§ **Task directions**: Keep only the lines where "начинал" appears.

************

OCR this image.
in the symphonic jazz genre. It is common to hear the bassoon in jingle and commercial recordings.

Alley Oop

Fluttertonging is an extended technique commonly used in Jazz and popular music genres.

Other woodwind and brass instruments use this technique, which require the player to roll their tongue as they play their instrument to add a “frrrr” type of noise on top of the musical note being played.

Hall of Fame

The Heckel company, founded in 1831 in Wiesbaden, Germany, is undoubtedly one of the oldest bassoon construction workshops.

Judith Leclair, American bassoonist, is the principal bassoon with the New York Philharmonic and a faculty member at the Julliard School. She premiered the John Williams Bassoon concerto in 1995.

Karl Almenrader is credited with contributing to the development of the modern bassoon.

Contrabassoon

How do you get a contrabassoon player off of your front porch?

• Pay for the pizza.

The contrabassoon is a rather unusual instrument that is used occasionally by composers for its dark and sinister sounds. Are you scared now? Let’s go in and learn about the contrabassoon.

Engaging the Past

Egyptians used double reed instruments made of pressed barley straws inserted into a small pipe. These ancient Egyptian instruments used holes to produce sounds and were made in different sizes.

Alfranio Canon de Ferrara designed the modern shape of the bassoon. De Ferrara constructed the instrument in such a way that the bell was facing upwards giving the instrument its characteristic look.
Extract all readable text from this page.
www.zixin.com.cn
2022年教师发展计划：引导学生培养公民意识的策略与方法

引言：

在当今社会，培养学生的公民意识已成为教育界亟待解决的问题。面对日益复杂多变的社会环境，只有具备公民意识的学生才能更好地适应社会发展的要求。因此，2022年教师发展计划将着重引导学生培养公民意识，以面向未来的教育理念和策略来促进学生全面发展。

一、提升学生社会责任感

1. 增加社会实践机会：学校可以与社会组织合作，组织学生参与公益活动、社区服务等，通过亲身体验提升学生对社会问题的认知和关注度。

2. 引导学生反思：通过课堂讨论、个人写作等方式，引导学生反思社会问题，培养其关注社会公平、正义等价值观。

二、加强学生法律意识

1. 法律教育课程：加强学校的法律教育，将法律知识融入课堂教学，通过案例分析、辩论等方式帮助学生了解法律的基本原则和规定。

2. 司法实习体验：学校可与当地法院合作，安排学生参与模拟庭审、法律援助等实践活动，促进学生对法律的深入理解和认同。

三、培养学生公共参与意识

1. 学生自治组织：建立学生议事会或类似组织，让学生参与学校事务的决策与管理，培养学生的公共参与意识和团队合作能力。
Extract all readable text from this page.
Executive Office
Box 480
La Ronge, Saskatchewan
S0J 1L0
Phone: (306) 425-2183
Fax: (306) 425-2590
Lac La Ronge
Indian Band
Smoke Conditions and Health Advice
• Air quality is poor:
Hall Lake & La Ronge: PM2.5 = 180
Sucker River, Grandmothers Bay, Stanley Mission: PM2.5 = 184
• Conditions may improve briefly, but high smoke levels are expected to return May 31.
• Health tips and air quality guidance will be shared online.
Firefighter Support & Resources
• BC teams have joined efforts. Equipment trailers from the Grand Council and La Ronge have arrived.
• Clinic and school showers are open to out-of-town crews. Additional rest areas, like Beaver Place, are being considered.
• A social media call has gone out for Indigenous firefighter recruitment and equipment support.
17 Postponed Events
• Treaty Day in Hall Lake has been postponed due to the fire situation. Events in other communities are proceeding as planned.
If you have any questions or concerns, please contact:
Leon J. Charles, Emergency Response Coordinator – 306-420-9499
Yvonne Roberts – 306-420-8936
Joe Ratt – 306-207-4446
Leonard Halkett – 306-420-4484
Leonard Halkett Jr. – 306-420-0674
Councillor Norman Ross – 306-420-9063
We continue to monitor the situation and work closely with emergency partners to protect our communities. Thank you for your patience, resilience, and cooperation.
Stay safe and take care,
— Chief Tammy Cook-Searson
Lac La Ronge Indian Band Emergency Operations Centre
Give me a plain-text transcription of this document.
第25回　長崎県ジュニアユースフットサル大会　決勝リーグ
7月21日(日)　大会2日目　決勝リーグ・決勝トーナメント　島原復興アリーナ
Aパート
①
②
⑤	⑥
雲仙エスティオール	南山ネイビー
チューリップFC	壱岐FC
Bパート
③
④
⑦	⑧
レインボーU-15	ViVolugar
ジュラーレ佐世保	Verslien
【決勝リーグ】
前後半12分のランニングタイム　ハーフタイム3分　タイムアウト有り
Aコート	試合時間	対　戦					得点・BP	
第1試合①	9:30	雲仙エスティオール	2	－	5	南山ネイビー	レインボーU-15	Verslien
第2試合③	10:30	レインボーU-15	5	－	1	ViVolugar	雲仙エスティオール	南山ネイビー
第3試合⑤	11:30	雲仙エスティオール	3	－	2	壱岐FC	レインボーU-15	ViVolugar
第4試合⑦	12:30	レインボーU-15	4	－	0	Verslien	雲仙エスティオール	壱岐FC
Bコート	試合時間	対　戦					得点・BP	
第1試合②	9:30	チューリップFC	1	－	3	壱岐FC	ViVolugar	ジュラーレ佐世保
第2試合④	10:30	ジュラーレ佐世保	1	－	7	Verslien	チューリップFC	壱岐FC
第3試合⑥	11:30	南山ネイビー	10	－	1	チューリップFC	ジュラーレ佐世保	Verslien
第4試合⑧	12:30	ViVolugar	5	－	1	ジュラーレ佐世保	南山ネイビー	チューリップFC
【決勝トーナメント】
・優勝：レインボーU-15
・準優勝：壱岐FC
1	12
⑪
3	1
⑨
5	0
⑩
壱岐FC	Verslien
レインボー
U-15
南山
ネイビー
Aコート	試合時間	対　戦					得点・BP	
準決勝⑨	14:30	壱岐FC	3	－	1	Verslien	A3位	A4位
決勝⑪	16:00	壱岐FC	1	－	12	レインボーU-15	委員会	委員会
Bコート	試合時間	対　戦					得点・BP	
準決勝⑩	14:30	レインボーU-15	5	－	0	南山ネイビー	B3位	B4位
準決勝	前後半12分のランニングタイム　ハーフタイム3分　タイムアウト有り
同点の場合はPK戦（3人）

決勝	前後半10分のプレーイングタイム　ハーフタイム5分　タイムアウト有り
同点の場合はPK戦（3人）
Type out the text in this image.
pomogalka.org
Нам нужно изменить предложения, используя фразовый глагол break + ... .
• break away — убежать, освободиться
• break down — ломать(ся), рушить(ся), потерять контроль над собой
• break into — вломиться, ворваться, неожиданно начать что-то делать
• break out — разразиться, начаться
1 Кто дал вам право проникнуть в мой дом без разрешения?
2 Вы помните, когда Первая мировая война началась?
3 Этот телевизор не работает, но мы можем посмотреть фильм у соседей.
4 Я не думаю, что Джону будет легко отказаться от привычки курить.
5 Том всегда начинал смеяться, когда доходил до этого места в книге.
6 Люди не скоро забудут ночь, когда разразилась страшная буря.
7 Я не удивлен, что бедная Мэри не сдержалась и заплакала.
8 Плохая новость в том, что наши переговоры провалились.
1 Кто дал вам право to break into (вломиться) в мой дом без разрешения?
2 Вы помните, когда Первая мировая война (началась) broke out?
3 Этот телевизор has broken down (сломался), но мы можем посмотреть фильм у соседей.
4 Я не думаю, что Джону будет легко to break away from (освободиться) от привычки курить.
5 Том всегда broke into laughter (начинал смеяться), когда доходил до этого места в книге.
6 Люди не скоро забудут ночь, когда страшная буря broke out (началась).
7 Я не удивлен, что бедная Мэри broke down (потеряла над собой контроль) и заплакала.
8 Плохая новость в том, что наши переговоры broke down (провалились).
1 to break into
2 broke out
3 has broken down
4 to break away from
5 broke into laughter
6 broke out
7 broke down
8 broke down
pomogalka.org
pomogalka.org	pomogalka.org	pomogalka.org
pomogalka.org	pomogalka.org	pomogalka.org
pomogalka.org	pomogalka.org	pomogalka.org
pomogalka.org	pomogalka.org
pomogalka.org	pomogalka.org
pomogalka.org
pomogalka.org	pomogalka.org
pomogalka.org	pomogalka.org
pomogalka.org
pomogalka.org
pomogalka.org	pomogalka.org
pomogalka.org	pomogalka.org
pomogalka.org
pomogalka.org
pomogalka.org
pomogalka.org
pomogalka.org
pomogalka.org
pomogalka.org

************

§ **Expected answer**:
5 Том всегда начинал смеяться, когда доходил до этого места в книге.
5 Том всегда broke into laughter (начинал смеяться), когда доходил до этого места в книге.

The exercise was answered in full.